What you need to do: Copy out every line in the entries below that includes "JSON".

Data provided:
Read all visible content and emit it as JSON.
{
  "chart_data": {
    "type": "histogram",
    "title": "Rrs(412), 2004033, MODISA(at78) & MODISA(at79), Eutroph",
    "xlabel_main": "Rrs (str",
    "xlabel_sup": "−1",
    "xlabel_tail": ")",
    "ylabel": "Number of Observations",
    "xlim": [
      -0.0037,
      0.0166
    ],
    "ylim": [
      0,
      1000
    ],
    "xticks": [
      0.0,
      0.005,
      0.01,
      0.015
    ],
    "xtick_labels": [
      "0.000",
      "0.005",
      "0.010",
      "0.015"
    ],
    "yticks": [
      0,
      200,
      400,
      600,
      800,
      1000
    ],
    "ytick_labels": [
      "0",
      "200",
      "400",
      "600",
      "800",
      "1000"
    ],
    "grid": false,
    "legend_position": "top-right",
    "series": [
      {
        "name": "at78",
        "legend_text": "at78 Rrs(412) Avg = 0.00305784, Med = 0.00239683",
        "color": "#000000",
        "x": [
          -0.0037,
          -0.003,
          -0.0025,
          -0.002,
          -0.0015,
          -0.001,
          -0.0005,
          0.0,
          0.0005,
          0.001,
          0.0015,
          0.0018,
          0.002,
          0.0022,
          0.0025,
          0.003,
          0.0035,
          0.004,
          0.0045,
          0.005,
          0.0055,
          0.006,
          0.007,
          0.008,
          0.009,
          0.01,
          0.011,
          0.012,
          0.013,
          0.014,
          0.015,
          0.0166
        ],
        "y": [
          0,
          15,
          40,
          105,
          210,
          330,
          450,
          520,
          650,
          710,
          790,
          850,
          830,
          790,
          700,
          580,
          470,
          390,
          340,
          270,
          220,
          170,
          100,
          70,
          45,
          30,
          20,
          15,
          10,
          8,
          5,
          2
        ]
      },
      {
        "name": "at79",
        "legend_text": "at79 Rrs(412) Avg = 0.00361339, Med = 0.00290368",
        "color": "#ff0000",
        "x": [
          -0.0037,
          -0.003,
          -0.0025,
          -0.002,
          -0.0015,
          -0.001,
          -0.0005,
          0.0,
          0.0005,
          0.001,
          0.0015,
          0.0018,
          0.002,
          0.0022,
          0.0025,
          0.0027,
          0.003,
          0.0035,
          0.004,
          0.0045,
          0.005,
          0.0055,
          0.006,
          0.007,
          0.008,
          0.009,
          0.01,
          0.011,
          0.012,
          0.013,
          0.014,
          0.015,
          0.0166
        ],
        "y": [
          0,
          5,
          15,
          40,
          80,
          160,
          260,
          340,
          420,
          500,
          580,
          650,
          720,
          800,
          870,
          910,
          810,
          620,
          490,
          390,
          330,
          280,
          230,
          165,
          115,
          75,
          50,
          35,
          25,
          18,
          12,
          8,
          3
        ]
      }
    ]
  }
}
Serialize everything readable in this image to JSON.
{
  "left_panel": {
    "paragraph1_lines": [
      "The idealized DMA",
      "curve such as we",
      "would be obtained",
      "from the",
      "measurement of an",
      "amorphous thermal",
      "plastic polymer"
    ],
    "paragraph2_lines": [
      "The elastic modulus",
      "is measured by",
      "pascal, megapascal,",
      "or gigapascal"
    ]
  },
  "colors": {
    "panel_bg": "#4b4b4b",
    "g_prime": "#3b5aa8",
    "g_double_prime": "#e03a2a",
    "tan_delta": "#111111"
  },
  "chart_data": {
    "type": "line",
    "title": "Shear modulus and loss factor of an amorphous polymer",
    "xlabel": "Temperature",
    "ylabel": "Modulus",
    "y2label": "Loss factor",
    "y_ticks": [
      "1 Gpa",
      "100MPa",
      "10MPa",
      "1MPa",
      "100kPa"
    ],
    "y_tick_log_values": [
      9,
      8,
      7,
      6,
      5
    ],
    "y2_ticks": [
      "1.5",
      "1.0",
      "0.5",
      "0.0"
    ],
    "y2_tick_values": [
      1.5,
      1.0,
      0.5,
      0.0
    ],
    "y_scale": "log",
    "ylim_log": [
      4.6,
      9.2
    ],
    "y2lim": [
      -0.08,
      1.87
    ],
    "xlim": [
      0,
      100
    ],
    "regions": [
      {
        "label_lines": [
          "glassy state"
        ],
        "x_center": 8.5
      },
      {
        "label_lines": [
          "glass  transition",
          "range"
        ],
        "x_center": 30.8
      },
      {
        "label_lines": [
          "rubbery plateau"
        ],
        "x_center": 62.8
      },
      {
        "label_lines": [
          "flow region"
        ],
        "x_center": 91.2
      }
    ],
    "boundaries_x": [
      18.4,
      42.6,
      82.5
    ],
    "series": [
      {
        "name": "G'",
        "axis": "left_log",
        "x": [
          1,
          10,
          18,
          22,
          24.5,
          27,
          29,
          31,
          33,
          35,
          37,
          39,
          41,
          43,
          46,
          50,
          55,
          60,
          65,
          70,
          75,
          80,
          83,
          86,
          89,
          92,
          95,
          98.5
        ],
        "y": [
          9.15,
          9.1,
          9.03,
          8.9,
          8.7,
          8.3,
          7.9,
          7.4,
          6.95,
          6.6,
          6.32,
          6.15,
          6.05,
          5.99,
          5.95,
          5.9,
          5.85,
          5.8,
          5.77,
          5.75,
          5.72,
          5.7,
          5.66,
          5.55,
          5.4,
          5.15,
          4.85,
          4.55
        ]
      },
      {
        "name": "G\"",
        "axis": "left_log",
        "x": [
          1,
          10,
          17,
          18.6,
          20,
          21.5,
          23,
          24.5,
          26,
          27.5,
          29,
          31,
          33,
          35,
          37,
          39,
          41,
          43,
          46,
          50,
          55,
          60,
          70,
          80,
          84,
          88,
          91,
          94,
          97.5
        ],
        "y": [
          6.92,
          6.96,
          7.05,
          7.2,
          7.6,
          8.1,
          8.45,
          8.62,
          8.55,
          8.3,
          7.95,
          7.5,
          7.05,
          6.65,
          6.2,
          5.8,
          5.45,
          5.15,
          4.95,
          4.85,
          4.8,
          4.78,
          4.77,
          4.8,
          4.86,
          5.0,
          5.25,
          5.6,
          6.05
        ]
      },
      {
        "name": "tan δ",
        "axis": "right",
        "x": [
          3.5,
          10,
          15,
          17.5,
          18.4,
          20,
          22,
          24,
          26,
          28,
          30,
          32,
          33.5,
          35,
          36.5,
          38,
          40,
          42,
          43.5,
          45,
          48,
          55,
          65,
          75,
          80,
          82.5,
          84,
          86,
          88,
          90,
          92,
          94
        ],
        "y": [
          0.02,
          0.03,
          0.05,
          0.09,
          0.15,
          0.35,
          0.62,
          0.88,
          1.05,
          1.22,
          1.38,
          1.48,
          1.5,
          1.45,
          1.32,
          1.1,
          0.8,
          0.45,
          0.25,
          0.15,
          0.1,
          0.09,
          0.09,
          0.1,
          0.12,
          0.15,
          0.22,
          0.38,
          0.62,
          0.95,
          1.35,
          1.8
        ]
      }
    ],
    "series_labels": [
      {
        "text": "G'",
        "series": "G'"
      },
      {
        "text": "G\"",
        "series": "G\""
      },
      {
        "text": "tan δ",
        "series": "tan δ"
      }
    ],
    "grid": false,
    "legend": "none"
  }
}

Expected answer:
Read all visible content and emit it as JSON.
Serialize everything readable in this image to JSON.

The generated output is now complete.